PROBLEM REQUIREMENTS — Search the data below for "magnæ"; list each line that holds it.

[begin TASK INPUTS]

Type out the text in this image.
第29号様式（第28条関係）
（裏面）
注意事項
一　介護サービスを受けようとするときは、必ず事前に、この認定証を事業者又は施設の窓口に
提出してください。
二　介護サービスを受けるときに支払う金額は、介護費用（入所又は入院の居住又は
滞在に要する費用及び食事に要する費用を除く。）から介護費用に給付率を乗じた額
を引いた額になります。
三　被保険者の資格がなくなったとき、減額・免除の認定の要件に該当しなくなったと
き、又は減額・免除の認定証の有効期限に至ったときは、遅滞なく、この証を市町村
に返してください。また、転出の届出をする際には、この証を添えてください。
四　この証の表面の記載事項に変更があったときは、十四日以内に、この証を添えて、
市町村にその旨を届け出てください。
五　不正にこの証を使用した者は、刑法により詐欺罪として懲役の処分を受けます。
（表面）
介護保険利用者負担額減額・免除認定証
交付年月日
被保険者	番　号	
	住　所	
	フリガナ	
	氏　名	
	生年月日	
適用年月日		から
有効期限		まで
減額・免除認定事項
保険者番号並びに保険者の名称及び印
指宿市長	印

[end TASK INPUTS]
[begin TASK INPUTS]

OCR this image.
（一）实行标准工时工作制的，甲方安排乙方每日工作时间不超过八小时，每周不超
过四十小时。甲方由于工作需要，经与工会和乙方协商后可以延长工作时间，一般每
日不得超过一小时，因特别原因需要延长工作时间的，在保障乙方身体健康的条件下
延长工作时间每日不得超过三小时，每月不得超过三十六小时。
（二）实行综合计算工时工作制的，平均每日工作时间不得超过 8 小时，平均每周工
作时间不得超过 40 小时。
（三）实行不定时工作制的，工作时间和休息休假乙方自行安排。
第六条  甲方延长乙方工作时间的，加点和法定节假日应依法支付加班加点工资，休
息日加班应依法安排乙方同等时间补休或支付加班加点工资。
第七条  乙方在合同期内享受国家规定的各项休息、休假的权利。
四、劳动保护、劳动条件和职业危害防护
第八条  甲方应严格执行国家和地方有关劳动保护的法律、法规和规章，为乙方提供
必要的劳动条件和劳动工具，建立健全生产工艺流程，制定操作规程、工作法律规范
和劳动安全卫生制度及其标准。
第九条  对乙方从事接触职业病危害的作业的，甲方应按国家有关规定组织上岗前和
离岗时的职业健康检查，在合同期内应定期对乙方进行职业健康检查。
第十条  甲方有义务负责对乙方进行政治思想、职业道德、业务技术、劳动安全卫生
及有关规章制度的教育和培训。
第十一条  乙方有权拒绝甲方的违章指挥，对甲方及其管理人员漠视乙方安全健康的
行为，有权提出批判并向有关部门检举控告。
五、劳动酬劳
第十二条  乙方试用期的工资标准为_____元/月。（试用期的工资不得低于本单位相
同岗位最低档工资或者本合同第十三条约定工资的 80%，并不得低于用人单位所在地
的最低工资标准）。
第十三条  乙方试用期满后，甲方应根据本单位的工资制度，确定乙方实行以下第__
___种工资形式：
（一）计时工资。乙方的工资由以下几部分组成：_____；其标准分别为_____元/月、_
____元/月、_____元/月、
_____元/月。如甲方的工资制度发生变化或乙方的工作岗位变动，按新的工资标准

[end TASK INPUTS]
[begin TASK INPUTS]

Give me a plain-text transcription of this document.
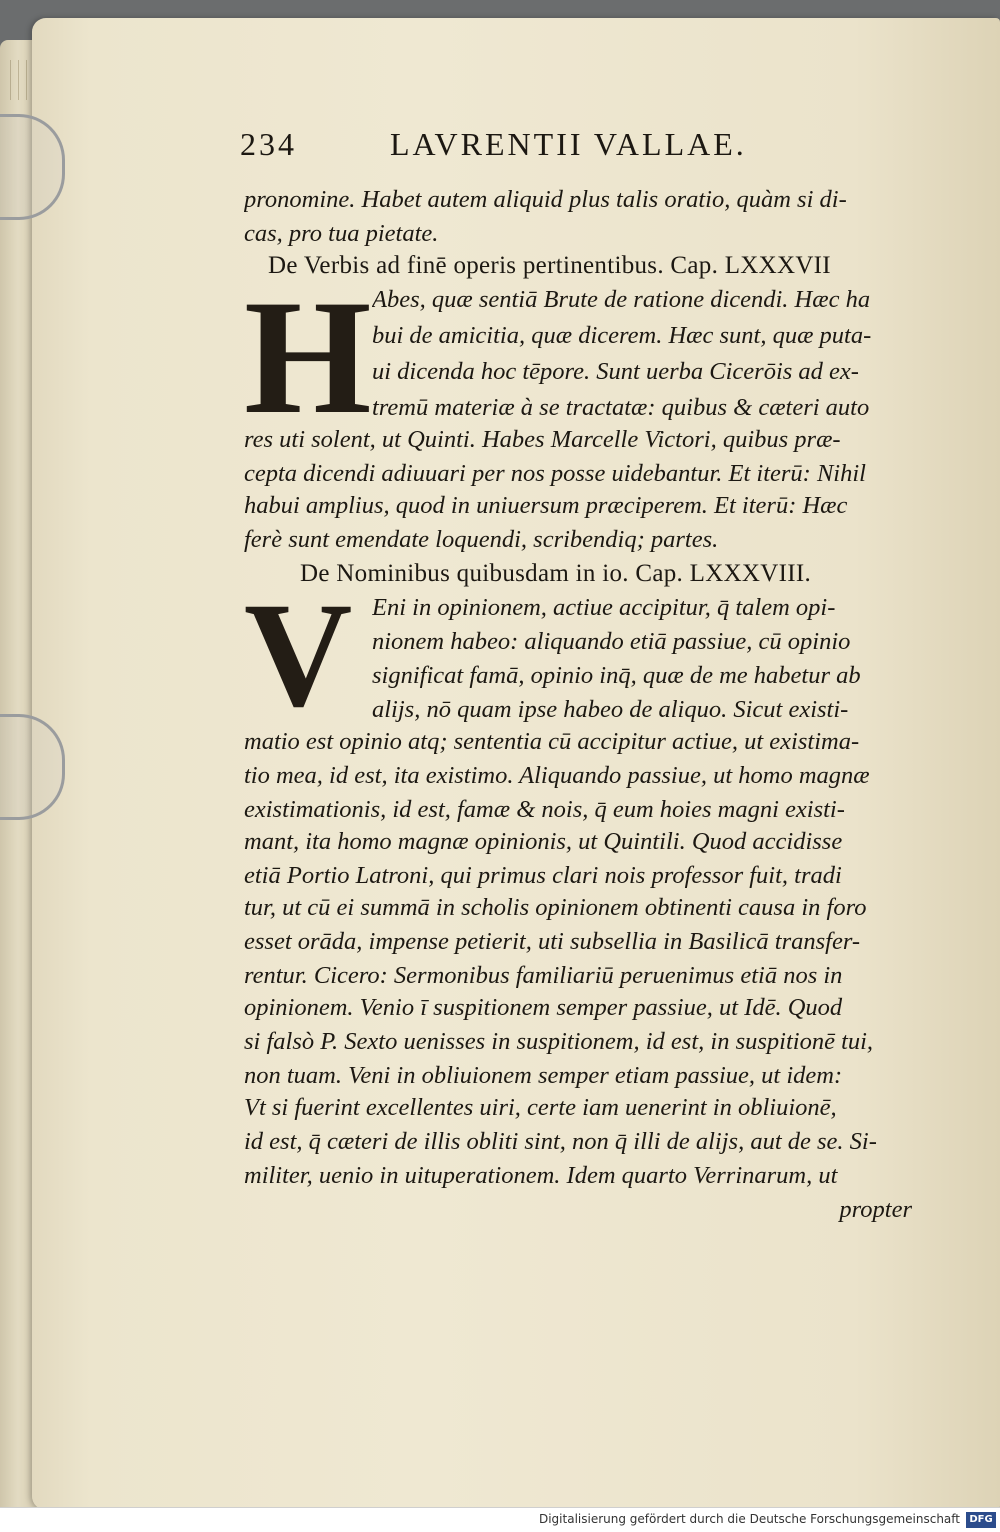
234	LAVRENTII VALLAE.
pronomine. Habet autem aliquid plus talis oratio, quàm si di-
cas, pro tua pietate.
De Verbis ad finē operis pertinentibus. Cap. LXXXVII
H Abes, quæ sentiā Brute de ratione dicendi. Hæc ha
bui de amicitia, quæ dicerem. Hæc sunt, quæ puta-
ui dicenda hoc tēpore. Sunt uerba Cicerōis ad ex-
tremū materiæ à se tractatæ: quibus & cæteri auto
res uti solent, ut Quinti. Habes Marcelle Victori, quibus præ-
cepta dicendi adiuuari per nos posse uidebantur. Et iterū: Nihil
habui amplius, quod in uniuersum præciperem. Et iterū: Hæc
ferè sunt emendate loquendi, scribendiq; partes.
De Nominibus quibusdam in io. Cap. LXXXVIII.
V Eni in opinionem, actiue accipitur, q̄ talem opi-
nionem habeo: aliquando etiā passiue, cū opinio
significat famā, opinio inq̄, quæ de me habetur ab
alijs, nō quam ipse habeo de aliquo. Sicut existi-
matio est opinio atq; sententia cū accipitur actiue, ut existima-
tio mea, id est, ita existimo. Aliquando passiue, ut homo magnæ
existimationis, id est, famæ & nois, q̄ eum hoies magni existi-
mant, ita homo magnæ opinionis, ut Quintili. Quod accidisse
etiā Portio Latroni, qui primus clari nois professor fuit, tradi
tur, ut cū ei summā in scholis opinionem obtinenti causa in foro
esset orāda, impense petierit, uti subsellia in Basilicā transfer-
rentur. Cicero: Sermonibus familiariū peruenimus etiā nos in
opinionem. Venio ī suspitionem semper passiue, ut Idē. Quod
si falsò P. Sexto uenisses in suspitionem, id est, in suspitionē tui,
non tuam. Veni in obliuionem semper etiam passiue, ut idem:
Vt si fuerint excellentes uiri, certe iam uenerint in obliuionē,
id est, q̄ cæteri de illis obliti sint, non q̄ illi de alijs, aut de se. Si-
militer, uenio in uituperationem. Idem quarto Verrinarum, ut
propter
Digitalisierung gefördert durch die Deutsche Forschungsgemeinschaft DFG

[end TASK INPUTS]

EXPECTED ANSWER —
tio mea, id est, ita existimo. Aliquando passiue, ut homo magnæ
mant, ita homo magnæ opinionis, ut Quintili. Quod accidisse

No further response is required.